**Exercise directions**
Word for word, reproduce each of the entries.

====== Data for processing ======

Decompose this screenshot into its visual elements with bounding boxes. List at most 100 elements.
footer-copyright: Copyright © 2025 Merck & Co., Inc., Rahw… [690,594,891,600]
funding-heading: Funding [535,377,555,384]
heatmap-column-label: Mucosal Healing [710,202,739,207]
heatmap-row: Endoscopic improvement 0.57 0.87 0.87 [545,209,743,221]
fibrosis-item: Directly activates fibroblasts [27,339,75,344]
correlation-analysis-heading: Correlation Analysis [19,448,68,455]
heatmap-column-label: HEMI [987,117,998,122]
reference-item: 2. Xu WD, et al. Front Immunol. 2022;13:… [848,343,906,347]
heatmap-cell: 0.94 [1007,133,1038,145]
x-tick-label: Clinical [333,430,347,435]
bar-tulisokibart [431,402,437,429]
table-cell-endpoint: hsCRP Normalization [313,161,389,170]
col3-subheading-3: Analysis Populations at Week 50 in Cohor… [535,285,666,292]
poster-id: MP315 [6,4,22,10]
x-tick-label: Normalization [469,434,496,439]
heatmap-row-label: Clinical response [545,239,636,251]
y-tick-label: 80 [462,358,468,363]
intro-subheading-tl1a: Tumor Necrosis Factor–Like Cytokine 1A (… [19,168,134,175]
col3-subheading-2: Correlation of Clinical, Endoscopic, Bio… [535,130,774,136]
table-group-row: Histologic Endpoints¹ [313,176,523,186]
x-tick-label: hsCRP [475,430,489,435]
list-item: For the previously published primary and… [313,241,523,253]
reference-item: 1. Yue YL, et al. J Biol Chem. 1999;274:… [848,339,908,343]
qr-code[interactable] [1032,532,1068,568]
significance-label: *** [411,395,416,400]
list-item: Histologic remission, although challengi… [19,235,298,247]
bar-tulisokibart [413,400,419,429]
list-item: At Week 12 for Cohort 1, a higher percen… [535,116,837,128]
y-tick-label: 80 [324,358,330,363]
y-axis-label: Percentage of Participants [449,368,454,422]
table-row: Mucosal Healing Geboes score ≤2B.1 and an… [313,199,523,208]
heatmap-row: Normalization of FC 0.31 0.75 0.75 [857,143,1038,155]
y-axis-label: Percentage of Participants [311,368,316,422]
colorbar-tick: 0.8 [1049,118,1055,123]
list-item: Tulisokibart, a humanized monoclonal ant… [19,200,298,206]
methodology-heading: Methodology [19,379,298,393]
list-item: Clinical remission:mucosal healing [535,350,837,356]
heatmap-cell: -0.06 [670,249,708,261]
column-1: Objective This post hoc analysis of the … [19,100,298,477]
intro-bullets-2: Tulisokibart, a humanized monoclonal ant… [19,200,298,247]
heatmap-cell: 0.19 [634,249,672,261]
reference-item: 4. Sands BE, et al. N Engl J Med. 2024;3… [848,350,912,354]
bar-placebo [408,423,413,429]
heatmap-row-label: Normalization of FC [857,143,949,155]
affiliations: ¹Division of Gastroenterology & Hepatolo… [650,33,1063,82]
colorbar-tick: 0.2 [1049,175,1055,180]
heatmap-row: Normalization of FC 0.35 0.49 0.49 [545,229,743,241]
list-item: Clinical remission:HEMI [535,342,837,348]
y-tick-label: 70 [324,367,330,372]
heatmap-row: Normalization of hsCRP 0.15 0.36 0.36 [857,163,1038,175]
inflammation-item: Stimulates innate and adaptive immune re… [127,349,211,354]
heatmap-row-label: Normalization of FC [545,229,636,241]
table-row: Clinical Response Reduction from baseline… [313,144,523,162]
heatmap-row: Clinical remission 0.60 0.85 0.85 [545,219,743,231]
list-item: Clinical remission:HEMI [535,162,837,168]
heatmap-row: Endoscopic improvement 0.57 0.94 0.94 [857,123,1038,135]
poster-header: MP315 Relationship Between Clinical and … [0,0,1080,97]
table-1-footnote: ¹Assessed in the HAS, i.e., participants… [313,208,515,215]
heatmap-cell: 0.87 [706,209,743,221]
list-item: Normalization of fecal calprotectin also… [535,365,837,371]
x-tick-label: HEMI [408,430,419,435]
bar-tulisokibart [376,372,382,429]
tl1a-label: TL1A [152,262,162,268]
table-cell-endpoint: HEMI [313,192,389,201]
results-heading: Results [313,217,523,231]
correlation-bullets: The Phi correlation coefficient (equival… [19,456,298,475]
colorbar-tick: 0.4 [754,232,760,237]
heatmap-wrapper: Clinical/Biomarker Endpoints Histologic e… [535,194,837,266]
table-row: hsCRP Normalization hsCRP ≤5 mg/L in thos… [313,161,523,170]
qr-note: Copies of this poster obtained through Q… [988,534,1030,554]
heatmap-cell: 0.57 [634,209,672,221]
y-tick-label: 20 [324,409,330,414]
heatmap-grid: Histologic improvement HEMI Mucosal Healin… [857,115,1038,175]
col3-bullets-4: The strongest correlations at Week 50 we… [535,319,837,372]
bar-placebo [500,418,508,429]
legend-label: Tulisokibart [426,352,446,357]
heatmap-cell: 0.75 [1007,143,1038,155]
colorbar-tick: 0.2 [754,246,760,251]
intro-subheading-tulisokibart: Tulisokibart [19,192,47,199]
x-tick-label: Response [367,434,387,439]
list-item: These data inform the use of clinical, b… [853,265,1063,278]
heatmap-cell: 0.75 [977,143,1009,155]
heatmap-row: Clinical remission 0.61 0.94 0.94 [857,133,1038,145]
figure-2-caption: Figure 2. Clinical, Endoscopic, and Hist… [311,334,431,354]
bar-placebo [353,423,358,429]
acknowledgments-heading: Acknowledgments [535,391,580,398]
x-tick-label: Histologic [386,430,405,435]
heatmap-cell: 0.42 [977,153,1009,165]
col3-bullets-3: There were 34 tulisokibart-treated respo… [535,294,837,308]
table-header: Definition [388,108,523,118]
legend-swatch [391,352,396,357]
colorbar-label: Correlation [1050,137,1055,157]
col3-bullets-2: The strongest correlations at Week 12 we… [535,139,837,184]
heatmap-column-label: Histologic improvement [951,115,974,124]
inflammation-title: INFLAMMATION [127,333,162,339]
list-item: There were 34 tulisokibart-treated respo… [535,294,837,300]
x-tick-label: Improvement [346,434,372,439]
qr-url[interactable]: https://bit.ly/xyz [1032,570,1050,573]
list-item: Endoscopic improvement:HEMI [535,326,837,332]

======

**Task result**
Decompose this screenshot into its visual elements with bounding boxes. List at most 100 elements.
footer-copyright: Copyright © 2025 Merck & Co., Inc., Rahw… [690,594,891,600]
funding-heading: Funding [535,377,555,384]
heatmap-column-label: Mucosal Healing [710,202,739,207]
heatmap-row: Endoscopic improvement 0.57 0.87 0.87 [545,209,743,221]
fibrosis-item: Directly activates fibroblasts [27,339,75,344]
correlation-analysis-heading: Correlation Analysis [19,448,68,455]
heatmap-column-label: HEMI [987,117,998,122]
reference-item: 2. Xu WD, et al. Front Immunol. 2022;13:… [848,343,906,347]
heatmap-cell: 0.94 [1007,133,1038,145]
x-tick-label: Clinical [333,430,347,435]
bar-tulisokibart [431,402,437,429]
table-cell-endpoint: hsCRP Normalization [313,161,389,170]
col3-subheading-3: Analysis Populations at Week 50 in Cohor… [535,285,666,292]
poster-id: MP315 [6,4,22,10]
x-tick-label: Normalization [469,434,496,439]
heatmap-row-label: Clinical response [545,239,636,251]
y-tick-label: 80 [462,358,468,363]
intro-subheading-tl1a: Tumor Necrosis Factor–Like Cytokine 1A (… [19,168,134,175]
col3-subheading-2: Correlation of Clinical, Endoscopic, Bio… [535,130,774,136]
table-group-row: Histologic Endpoints¹ [313,176,523,186]
x-tick-label: hsCRP [475,430,489,435]
list-item: For the previously published primary and… [313,241,523,253]
reference-item: 1. Yue YL, et al. J Biol Chem. 1999;274:… [848,339,908,343]
qr-code[interactable] [1032,532,1068,568]
significance-label: *** [411,395,416,400]
list-item: Histologic remission, although challengi… [19,235,298,247]
bar-tulisokibart [413,400,419,429]
list-item: At Week 12 for Cohort 1, a higher percen… [535,116,837,128]
y-tick-label: 80 [324,358,330,363]
y-axis-label: Percentage of Participants [449,368,454,422]
table-row: Mucosal Healing Geboes score ≤2B.1 and an… [313,199,523,208]
heatmap-row: Normalization of FC 0.31 0.75 0.75 [857,143,1038,155]
y-axis-label: Percentage of Participants [311,368,316,422]
colorbar-tick: 0.8 [1049,118,1055,123]
list-item: Tulisokibart, a humanized monoclonal ant… [19,200,298,206]
methodology-heading: Methodology [19,379,298,393]
list-item: Clinical remission:mucosal healing [535,350,837,356]
heatmap-cell: -0.06 [670,249,708,261]
column-1: Objective This post hoc analysis of the … [19,100,298,477]
intro-bullets-2: Tulisokibart, a humanized monoclonal ant… [19,200,298,247]
heatmap-cell: 0.19 [634,249,672,261]
reference-item: 4. Sands BE, et al. N Engl J Med. 2024;3… [848,350,912,354]
bar-placebo [408,423,413,429]
heatmap-row-label: Normalization of FC [857,143,949,155]
affiliations: ¹Division of Gastroenterology & Hepatolo… [650,33,1063,82]
colorbar-tick: 0.2 [1049,175,1055,180]
heatmap-row: Normalization of FC 0.35 0.49 0.49 [545,229,743,241]
list-item: Clinical remission:HEMI [535,342,837,348]
y-tick-label: 70 [324,367,330,372]
heatmap-row: Normalization of hsCRP 0.15 0.36 0.36 [857,163,1038,175]
inflammation-item: Stimulates innate and adaptive immune re… [127,349,211,354]
heatmap-row-label: Normalization of FC [545,229,636,241]
table-row: Clinical Response Reduction from baseline… [313,144,523,162]
heatmap-row: Clinical remission 0.60 0.85 0.85 [545,219,743,231]
list-item: Clinical remission:HEMI [535,162,837,168]
heatmap-row: Endoscopic improvement 0.57 0.94 0.94 [857,123,1038,135]
poster-header: MP315 Relationship Between Clinical and … [0,0,1080,97]
table-1-footnote: ¹Assessed in the HAS, i.e., participants… [313,208,515,215]
heatmap-cell: 0.87 [706,209,743,221]
list-item: Normalization of fecal calprotectin also… [535,365,837,371]
x-tick-label: HEMI [408,430,419,435]
bar-tulisokibart [376,372,382,429]
tl1a-label: TL1A [152,262,162,268]
table-cell-endpoint: HEMI [313,192,389,201]
results-heading: Results [313,217,523,231]
correlation-bullets: The Phi correlation coefficient (equival… [19,456,298,475]
colorbar-tick: 0.4 [754,232,760,237]
heatmap-wrapper: Clinical/Biomarker Endpoints Histologic e… [535,194,837,266]
table-row: hsCRP Normalization hsCRP ≤5 mg/L in thos… [313,161,523,170]
qr-note: Copies of this poster obtained through Q… [988,534,1030,554]
heatmap-cell: 0.57 [634,209,672,221]
y-tick-label: 20 [324,409,330,414]
heatmap-grid: Histologic improvement HEMI Mucosal Healin… [857,115,1038,175]
col3-bullets-4: The strongest correlations at Week 50 we… [535,319,837,372]
bar-placebo [500,418,508,429]
legend-label: Tulisokibart [426,352,446,357]
heatmap-cell: 0.75 [1007,143,1038,155]
colorbar-tick: 0.2 [754,246,760,251]
intro-subheading-tulisokibart: Tulisokibart [19,192,47,199]
x-tick-label: Response [367,434,387,439]
list-item: These data inform the use of clinical, b… [853,265,1063,278]
heatmap-cell: 0.75 [977,143,1009,155]
heatmap-row: Clinical remission 0.61 0.94 0.94 [857,133,1038,145]
figure-2-caption: Figure 2. Clinical, Endoscopic, and Hist… [311,334,431,354]
bar-placebo [353,423,358,429]
acknowledgments-heading: Acknowledgments [535,391,580,398]
x-tick-label: Histologic [386,430,405,435]
heatmap-cell: 0.42 [977,153,1009,165]
col3-bullets-3: There were 34 tulisokibart-treated respo… [535,294,837,308]
table-header: Definition [388,108,523,118]
legend-swatch [391,352,396,357]
colorbar-label: Correlation [1050,137,1055,157]
col3-bullets-2: The strongest correlations at Week 12 we… [535,139,837,184]
heatmap-column-label: Histologic improvement [951,115,974,124]
inflammation-title: INFLAMMATION [127,333,162,339]
list-item: There were 34 tulisokibart-treated respo… [535,294,837,300]
x-tick-label: Improvement [346,434,372,439]
qr-url[interactable]: https://bit.ly/xyz [1032,570,1050,573]
list-item: Endoscopic improvement:HEMI [535,326,837,332]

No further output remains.